### What you will do
Copy the data that follows, character for character, minus the pictures.

### Material

- - - -

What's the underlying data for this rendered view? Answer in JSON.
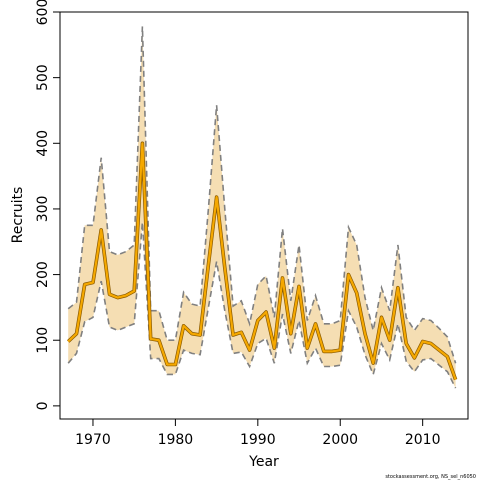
{
  "chart_data": {
    "type": "line",
    "title": "",
    "xlabel": "Year",
    "ylabel": "Recruits",
    "xlim": [
      1966,
      2015.5
    ],
    "ylim": [
      -20,
      600
    ],
    "xticks": [
      1970,
      1980,
      1990,
      2000,
      2010
    ],
    "yticks": [
      0,
      100,
      200,
      300,
      400,
      500,
      600
    ],
    "grid": false,
    "legend": "none",
    "credit": "stockassessment.org, NS_sel_n6050",
    "colors": {
      "line": "#f5a800",
      "line_dark": "#8a5a00",
      "band": "#f5deb3",
      "bound": "#808080"
    },
    "x": [
      1967,
      1968,
      1969,
      1970,
      1971,
      1972,
      1973,
      1974,
      1975,
      1976,
      1977,
      1978,
      1979,
      1980,
      1981,
      1982,
      1983,
      1984,
      1985,
      1986,
      1987,
      1988,
      1989,
      1990,
      1991,
      1992,
      1993,
      1994,
      1995,
      1996,
      1997,
      1998,
      1999,
      2000,
      2001,
      2002,
      2003,
      2004,
      2005,
      2006,
      2007,
      2008,
      2009,
      2010,
      2011,
      2012,
      2013,
      2014
    ],
    "series": [
      {
        "name": "",
        "values": [
          98,
          110,
          185,
          188,
          268,
          170,
          165,
          168,
          175,
          400,
          102,
          100,
          63,
          63,
          122,
          110,
          108,
          215,
          318,
          210,
          108,
          112,
          85,
          130,
          143,
          88,
          195,
          110,
          182,
          88,
          125,
          83,
          83,
          85,
          200,
          172,
          110,
          65,
          135,
          100,
          180,
          95,
          73,
          98,
          95,
          85,
          75,
          40
        ]
      },
      {
        "name": "",
        "values": [
          148,
          158,
          275,
          275,
          378,
          235,
          230,
          235,
          245,
          578,
          145,
          145,
          100,
          100,
          173,
          155,
          152,
          300,
          458,
          300,
          152,
          160,
          125,
          185,
          198,
          135,
          270,
          160,
          245,
          130,
          168,
          125,
          125,
          130,
          272,
          245,
          165,
          115,
          180,
          145,
          245,
          135,
          115,
          133,
          130,
          118,
          105,
          65
        ]
      },
      {
        "name": "",
        "values": [
          65,
          80,
          128,
          135,
          190,
          120,
          115,
          120,
          125,
          280,
          72,
          72,
          48,
          48,
          85,
          80,
          78,
          150,
          220,
          145,
          80,
          82,
          60,
          95,
          103,
          65,
          140,
          80,
          130,
          65,
          88,
          60,
          60,
          62,
          145,
          120,
          78,
          48,
          95,
          70,
          125,
          68,
          52,
          70,
          72,
          62,
          52,
          27
        ]
      }
    ]
  }
}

- - - -

### Complete response
What's the underlying data for this rendered view? Answer in JSON.
{
  "chart_data": {
    "type": "line",
    "title": "",
    "xlabel": "Year",
    "ylabel": "Recruits",
    "xlim": [
      1966,
      2015.5
    ],
    "ylim": [
      -20,
      600
    ],
    "xticks": [
      1970,
      1980,
      1990,
      2000,
      2010
    ],
    "yticks": [
      0,
      100,
      200,
      300,
      400,
      500,
      600
    ],
    "grid": false,
    "legend": "none",
    "credit": "stockassessment.org, NS_sel_n6050",
    "colors": {
      "line": "#f5a800",
      "line_dark": "#8a5a00",
      "band": "#f5deb3",
      "bound": "#808080"
    },
    "x": [
      1967,
      1968,
      1969,
      1970,
      1971,
      1972,
      1973,
      1974,
      1975,
      1976,
      1977,
      1978,
      1979,
      1980,
      1981,
      1982,
      1983,
      1984,
      1985,
      1986,
      1987,
      1988,
      1989,
      1990,
      1991,
      1992,
      1993,
      1994,
      1995,
      1996,
      1997,
      1998,
      1999,
      2000,
      2001,
      2002,
      2003,
      2004,
      2005,
      2006,
      2007,
      2008,
      2009,
      2010,
      2011,
      2012,
      2013,
      2014
    ],
    "series": [
      {
        "name": "",
        "values": [
          98,
          110,
          185,
          188,
          268,
          170,
          165,
          168,
          175,
          400,
          102,
          100,
          63,
          63,
          122,
          110,
          108,
          215,
          318,
          210,
          108,
          112,
          85,
          130,
          143,
          88,
          195,
          110,
          182,
          88,
          125,
          83,
          83,
          85,
          200,
          172,
          110,
          65,
          135,
          100,
          180,
          95,
          73,
          98,
          95,
          85,
          75,
          40
        ]
      },
      {
        "name": "",
        "values": [
          148,
          158,
          275,
          275,
          378,
          235,
          230,
          235,
          245,
          578,
          145,
          145,
          100,
          100,
          173,
          155,
          152,
          300,
          458,
          300,
          152,
          160,
          125,
          185,
          198,
          135,
          270,
          160,
          245,
          130,
          168,
          125,
          125,
          130,
          272,
          245,
          165,
          115,
          180,
          145,
          245,
          135,
          115,
          133,
          130,
          118,
          105,
          65
        ]
      },
      {
        "name": "",
        "values": [
          65,
          80,
          128,
          135,
          190,
          120,
          115,
          120,
          125,
          280,
          72,
          72,
          48,
          48,
          85,
          80,
          78,
          150,
          220,
          145,
          80,
          82,
          60,
          95,
          103,
          65,
          140,
          80,
          130,
          65,
          88,
          60,
          60,
          62,
          145,
          120,
          78,
          48,
          95,
          70,
          125,
          68,
          52,
          70,
          72,
          62,
          52,
          27
        ]
      }
    ]
  }
}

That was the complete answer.